Aim of the task:
Look through the material and copy each line holding "подписку".

Data listing:

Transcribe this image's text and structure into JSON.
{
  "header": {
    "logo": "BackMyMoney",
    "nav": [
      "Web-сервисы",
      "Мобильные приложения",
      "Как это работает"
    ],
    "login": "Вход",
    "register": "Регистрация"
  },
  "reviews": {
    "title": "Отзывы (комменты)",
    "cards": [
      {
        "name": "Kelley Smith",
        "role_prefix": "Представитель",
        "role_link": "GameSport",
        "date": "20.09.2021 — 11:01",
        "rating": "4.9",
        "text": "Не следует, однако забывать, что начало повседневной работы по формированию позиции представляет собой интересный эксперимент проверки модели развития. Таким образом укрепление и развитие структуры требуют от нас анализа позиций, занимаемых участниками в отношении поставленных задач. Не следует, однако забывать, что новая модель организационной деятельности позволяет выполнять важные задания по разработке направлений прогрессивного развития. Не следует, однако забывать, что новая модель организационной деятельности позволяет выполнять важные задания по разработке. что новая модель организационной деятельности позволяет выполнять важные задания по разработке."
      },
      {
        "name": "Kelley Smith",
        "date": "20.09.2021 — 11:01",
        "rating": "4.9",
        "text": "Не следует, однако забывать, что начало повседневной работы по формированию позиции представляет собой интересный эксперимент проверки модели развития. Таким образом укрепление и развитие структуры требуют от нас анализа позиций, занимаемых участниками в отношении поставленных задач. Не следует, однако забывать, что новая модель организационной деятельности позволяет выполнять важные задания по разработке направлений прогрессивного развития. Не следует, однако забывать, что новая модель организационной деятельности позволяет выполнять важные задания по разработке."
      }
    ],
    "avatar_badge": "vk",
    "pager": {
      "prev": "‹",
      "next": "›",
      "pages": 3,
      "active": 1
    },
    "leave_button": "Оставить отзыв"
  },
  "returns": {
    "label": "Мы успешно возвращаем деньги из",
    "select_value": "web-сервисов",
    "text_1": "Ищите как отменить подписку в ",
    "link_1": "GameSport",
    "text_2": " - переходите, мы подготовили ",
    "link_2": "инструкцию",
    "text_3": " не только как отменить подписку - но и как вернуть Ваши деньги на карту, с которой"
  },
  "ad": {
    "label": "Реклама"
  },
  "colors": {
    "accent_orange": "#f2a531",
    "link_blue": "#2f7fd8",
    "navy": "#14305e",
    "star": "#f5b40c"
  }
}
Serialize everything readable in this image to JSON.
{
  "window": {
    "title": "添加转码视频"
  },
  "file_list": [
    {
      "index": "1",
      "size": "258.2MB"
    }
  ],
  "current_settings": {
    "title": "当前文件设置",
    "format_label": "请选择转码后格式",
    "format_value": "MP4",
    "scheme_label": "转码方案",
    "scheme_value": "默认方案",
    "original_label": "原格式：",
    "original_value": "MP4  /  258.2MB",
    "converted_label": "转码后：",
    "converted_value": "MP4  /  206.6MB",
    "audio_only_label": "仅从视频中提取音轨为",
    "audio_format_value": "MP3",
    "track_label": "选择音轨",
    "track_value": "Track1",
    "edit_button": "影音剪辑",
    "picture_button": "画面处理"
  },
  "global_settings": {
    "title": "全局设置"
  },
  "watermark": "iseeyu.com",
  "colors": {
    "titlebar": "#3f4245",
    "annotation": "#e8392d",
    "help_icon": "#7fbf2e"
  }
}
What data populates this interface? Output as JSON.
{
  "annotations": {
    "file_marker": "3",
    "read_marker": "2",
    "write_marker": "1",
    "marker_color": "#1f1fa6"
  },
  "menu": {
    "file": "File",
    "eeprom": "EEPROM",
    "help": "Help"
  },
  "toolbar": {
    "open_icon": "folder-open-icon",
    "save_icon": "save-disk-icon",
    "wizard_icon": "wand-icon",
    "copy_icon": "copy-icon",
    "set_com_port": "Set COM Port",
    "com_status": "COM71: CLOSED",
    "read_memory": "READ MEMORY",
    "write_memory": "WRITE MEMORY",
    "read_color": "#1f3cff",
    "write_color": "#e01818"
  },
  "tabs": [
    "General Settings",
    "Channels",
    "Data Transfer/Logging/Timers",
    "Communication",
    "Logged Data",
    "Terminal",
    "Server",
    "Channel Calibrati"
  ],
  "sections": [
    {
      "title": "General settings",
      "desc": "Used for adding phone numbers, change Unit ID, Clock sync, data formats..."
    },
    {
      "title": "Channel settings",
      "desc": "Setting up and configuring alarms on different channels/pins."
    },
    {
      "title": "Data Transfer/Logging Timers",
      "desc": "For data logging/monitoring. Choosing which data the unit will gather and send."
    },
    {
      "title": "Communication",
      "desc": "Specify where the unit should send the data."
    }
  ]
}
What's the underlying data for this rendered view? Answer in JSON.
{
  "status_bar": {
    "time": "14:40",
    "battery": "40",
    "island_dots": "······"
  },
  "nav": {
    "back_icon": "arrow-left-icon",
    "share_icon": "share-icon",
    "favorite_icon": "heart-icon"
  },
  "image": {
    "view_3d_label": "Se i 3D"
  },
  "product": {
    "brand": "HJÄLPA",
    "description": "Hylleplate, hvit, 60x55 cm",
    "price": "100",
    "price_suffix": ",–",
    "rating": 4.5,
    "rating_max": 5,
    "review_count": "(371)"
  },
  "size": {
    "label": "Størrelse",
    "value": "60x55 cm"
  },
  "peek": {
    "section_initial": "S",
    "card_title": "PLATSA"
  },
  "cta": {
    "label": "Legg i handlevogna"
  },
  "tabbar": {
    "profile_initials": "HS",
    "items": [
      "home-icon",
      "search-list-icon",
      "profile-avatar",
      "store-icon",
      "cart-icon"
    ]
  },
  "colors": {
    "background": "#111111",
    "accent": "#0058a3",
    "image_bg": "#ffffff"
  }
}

Final result:
    "text_1": "Ищите как отменить подписку в ",
    "text_3": " не только как отменить подписку - но и как вернуть Ваши деньги на карту, с которой"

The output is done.